(Data records)
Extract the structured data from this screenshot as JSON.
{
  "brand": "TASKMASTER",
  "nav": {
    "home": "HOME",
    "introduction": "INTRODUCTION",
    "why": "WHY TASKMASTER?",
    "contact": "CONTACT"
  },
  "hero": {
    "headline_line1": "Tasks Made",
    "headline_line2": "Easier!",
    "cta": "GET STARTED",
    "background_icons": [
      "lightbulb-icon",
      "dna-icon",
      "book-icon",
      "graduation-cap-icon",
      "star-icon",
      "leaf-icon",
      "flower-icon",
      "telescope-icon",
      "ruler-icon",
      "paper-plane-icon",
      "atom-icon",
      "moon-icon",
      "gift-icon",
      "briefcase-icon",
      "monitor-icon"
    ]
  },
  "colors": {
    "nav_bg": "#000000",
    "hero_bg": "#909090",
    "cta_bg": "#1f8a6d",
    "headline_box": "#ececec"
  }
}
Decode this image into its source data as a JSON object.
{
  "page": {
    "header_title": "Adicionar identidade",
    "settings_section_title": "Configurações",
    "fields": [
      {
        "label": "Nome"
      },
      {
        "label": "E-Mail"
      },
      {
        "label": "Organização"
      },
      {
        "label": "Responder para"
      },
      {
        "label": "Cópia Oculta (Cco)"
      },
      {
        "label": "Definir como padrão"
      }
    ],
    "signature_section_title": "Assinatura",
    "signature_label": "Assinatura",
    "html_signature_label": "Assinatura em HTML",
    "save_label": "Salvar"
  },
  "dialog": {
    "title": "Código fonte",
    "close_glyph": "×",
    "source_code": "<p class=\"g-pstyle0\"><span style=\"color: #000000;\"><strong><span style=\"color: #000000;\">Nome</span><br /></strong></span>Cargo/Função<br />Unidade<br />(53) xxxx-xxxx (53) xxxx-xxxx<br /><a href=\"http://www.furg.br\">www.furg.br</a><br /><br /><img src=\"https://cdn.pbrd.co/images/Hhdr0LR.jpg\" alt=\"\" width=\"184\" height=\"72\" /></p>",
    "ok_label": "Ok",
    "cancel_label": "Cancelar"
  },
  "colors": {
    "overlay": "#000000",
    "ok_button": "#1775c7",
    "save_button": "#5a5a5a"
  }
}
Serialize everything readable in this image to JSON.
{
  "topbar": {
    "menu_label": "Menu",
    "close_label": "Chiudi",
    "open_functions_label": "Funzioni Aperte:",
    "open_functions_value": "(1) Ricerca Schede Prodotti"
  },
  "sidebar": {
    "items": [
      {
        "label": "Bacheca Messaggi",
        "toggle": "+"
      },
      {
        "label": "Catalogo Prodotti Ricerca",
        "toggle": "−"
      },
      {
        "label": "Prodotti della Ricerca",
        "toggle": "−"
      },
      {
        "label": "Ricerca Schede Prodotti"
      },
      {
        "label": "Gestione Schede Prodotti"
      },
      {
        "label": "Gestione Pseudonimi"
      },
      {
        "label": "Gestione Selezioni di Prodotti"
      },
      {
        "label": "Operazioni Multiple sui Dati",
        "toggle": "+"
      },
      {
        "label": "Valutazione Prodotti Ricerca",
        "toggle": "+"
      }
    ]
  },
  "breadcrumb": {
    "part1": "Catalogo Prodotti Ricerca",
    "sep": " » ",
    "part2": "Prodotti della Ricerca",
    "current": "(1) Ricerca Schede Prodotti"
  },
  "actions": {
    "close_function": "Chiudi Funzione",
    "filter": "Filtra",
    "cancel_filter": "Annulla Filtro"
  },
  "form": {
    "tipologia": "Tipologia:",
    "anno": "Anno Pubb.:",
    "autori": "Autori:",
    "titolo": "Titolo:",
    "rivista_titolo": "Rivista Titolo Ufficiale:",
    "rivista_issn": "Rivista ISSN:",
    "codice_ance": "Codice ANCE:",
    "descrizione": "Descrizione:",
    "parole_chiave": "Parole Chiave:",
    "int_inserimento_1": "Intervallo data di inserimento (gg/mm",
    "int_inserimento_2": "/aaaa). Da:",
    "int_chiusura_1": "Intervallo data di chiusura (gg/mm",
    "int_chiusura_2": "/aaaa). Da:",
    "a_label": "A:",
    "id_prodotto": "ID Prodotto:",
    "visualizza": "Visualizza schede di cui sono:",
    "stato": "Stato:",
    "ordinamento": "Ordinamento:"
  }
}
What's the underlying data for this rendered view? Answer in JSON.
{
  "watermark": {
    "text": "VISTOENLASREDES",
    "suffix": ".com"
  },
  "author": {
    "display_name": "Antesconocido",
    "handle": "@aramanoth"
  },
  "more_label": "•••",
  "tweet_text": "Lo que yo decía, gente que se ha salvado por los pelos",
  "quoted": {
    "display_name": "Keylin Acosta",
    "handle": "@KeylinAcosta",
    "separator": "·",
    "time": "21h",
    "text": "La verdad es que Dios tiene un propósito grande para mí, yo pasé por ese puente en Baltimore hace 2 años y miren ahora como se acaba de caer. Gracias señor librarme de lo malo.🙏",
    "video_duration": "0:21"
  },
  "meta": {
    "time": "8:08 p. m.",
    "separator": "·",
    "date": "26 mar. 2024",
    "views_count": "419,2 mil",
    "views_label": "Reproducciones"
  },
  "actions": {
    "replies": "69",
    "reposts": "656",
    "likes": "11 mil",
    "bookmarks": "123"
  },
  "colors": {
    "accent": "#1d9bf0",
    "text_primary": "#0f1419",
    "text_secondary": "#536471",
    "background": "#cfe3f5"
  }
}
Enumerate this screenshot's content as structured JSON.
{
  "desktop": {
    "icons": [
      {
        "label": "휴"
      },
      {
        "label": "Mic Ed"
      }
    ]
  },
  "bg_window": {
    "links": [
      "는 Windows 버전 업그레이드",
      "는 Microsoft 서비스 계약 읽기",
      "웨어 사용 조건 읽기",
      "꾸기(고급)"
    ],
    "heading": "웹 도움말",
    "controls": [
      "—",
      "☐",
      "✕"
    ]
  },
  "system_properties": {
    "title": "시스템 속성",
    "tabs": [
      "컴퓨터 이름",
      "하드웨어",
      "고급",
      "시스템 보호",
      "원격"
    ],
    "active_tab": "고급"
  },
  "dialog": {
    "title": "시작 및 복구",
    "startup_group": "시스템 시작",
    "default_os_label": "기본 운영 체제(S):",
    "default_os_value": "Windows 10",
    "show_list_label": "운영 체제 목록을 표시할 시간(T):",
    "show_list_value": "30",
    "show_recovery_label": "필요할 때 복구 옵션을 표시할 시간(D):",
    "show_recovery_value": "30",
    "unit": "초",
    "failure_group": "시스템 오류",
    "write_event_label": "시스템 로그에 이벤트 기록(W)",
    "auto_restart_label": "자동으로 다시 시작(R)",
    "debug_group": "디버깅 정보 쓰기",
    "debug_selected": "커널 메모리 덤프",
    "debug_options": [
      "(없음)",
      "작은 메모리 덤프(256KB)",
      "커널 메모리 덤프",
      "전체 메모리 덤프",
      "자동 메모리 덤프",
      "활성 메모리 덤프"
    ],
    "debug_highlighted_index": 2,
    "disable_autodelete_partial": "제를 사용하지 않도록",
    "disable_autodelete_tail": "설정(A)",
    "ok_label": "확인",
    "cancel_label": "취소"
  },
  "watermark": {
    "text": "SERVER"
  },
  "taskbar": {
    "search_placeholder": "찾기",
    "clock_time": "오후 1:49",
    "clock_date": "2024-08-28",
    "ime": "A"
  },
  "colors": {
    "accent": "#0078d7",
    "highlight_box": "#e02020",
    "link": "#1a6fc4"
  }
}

* [Request]
Copy every line of the listing where the word "Chiudi" appears.

* [Correct output]
    "close_label": "Chiudi",
    "close_function": "Chiudi Funzione",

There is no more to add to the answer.